_TEXT TO READ:_
From Science Magazine:
They were humble farmers who grew corn and dwelt in subterranean pit
houses. But the people who lived 1200 years ago in a Utah village known
as Site 13,
near Canyonlands National Park in Utah, seem to have had at least
one indulgence: chocolate. Researchers report that half a dozen bowls
excavated from the
area contain traces of chocolate, the earliest known in North
America. The finding implies that by the end of the 8th century C.E.,
cacao beans, which grow
only in the tropics, were being imported to Utah from orchards
thousands of kilometers away.
The discovery could force archaeologists to rethink the widely held
view that the early people of the northern Southwest, who would go on to
build enormous
masonry "great houses" at New Mexico's Chaco Canyon and create fine
pottery, had little interaction with their neighbors in Mesoamerica.
Other scientists
are intrigued by the new claim, but also skeptical.
The new research is "exciting, no doubt. … Archaeologists have been
looking for Mesoamerican connections to the Southwest for 100 years,"
says Robert Hard
of the University of Texas, San Antonio, who specializes in the
archaeology of the Southwest and was not involved in the new study. But,
he says, "I'm not
convinced this is chocolate."
The findings stem from collaboration between Dorothy Washburn, an
archaeologist at the University of Pennsylvania's University Museum of
Archaeology and Anthropology in Philadelphia, and her husband William
Washburn, a chemist at Bristol-Myers Squibb in Princeton, New
Jersey. In an earlier study, they detected evidence of cacao in
pottery from 11th century burial sites in New Mexico's Chaco Canyon and
in vessels from
other Southwestern sites. As a follow-up, the scientists tested
bowls excavated in the 1930s from Site 13, which dates to roughly 770
C.E.

Layout element annotations
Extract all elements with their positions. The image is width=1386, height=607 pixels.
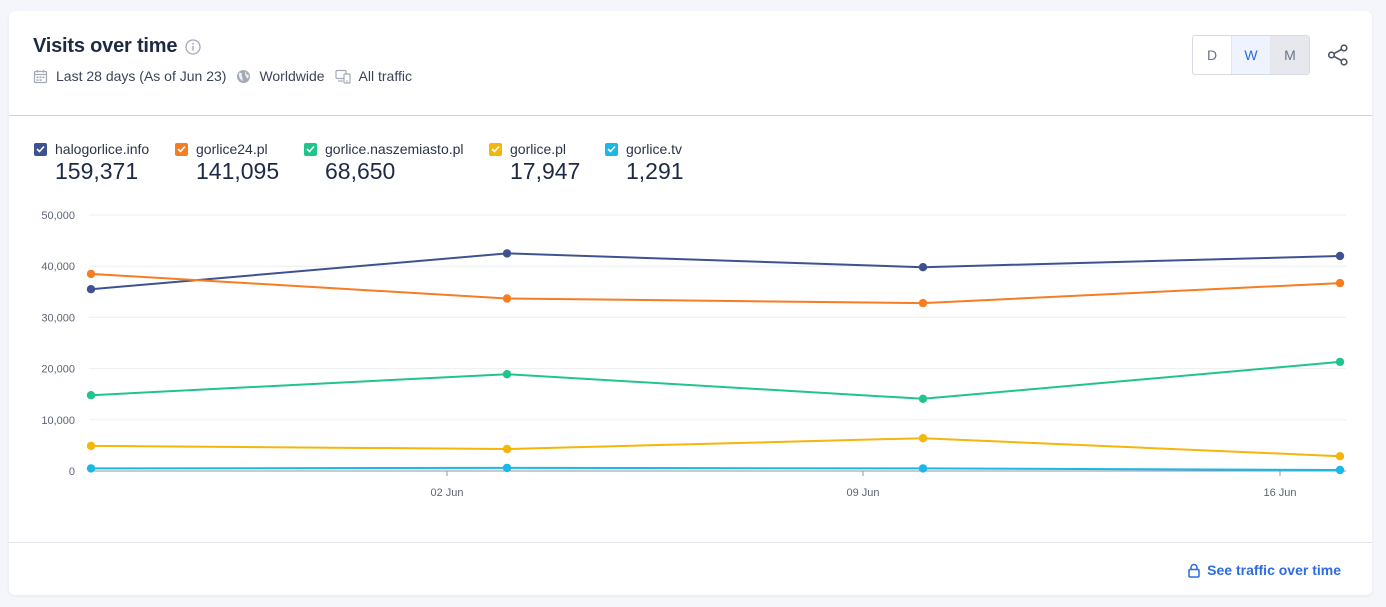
x-tick-label: 02 Jun [430, 487, 463, 499]
see-traffic-label: See traffic over time [1207, 562, 1341, 578]
y-tick-label: 30,000 [41, 312, 75, 324]
y-tick-label: 20,000 [41, 364, 75, 376]
data-point-gorlice-pl [86, 441, 96, 451]
x-tick-label: 16 Jun [1263, 487, 1296, 499]
data-point-gorlice-naszemiasto-pl [86, 391, 96, 400]
legend-value: 1,291 [626, 158, 684, 184]
data-point-gorlice24-pl [1335, 278, 1345, 288]
checkbox-checked-icon[interactable] [605, 142, 618, 156]
data-point-gorlice24-pl [502, 294, 512, 303]
card-title: Visits over time [33, 35, 178, 57]
data-point-gorlice-naszemiasto-pl [918, 394, 928, 403]
granularity-toggle: D W M [1192, 35, 1310, 75]
legend-value: 68,650 [325, 158, 396, 184]
granularity-month-button[interactable]: M [1271, 36, 1309, 74]
series-line-gorlice-pl [90, 437, 1341, 458]
share-icon[interactable] [1327, 44, 1349, 66]
visits-over-time-card: Visits over time [9, 11, 1372, 595]
legend-value: 17,947 [510, 158, 581, 184]
date-range-text: Last 28 days (As of Jun 23) [56, 68, 227, 84]
data-point-halogorlice-info [502, 249, 512, 258]
data-point-halogorlice-info [86, 285, 96, 294]
data-point-gorlice-pl [1335, 452, 1345, 461]
traffic-meta: All traffic [334, 68, 412, 84]
visits-line-chart: 0 10,000 20,000 30,000 40,000 50,000 02 Jun 09 … [41, 210, 1346, 499]
legend-label: gorlice.naszemiasto.pl [325, 141, 464, 157]
region-meta: Worldwide [236, 68, 325, 84]
legend-item-halogorlice[interactable]: halogorlice.info 159,371 [34, 141, 149, 185]
y-tick-label: 50,000 [41, 210, 75, 222]
data-point-halogorlice-info [1335, 251, 1345, 261]
globe-icon [237, 69, 251, 83]
series-line-gorlice-naszemiasto-pl [90, 360, 1341, 400]
y-tick-label: 40,000 [41, 261, 75, 273]
checkbox-checked-icon[interactable] [489, 142, 502, 156]
series-line-gorlice24-pl [90, 272, 1341, 305]
legend-item-gorlice-tv[interactable]: gorlice.tv 1,291 [605, 141, 684, 185]
info-icon[interactable] [185, 38, 201, 55]
legend-value: 141,095 [196, 158, 280, 184]
legend-label: halogorlice.info [55, 141, 150, 157]
x-tick-label: 09 Jun [846, 487, 879, 499]
lock-icon [1188, 563, 1200, 578]
granularity-week-button[interactable]: W [1232, 36, 1271, 74]
series-line-gorlice-tv [90, 466, 1341, 471]
data-point-gorlice-tv [502, 463, 512, 473]
calendar-icon [33, 69, 48, 83]
granularity-day-button[interactable]: D [1193, 36, 1232, 74]
legend-label: gorlice.pl [510, 141, 567, 157]
checkbox-checked-icon[interactable] [175, 142, 188, 156]
region-text: Worldwide [259, 68, 325, 84]
checkbox-checked-icon[interactable] [34, 142, 47, 156]
legend-label: gorlice24.pl [196, 141, 268, 157]
card-footer: See traffic over time [9, 542, 1372, 596]
data-point-gorlice-tv [86, 464, 96, 473]
legend-item-naszemiasto[interactable]: gorlice.naszemiasto.pl 68,650 [304, 141, 464, 185]
legend-value: 159,371 [55, 158, 139, 184]
filter-meta-row: Last 28 days (As of Jun 23) Worldwide Al… [33, 68, 422, 84]
y-tick-label: 0 [69, 466, 75, 478]
checkbox-checked-icon[interactable] [304, 142, 317, 156]
data-point-gorlice-naszemiasto-pl [502, 370, 512, 379]
legend-label: gorlice.tv [626, 141, 683, 157]
data-point-gorlice24-pl [918, 298, 928, 308]
data-point-halogorlice-info [918, 263, 928, 272]
data-point-gorlice-tv [1335, 465, 1345, 475]
devices-icon [334, 69, 351, 84]
data-point-gorlice-tv [918, 464, 928, 473]
legend-item-gorlice-pl[interactable]: gorlice.pl 17,947 [489, 141, 580, 185]
see-traffic-link[interactable]: See traffic over time [1188, 562, 1341, 578]
y-tick-label: 10,000 [41, 415, 75, 427]
data-point-gorlice-naszemiasto-pl [1335, 357, 1345, 367]
data-point-gorlice-pl [918, 434, 928, 443]
traffic-text: All traffic [358, 68, 412, 84]
title-row: Visits over time [33, 35, 201, 58]
card-header: Visits over time [9, 11, 1372, 116]
data-point-gorlice24-pl [86, 269, 96, 279]
series-line-halogorlice-info [90, 252, 1341, 291]
date-range-meta: Last 28 days (As of Jun 23) [33, 68, 226, 84]
legend-item-gorlice24[interactable]: gorlice24.pl 141,095 [175, 141, 279, 185]
data-point-gorlice-pl [502, 444, 512, 454]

_EXERCISE DESCRIPTION:_ Copy word for word the part of the article on ancient chocolate in Utah that begins at the words "The discovery could" and stops after the words "neighbors in Mesoamerica.". The items are separate material from the article on ancient chocolate in Utah.

_SOLUTION TO THE PROBLEM:_
The discovery could force archaeologists to rethink the widely held
view that the early people of the northern Southwest, who would go on to
build enormous
masonry "great houses" at New Mexico's Chaco Canyon and create fine
pottery, had little interaction with their neighbors in Mesoamerica.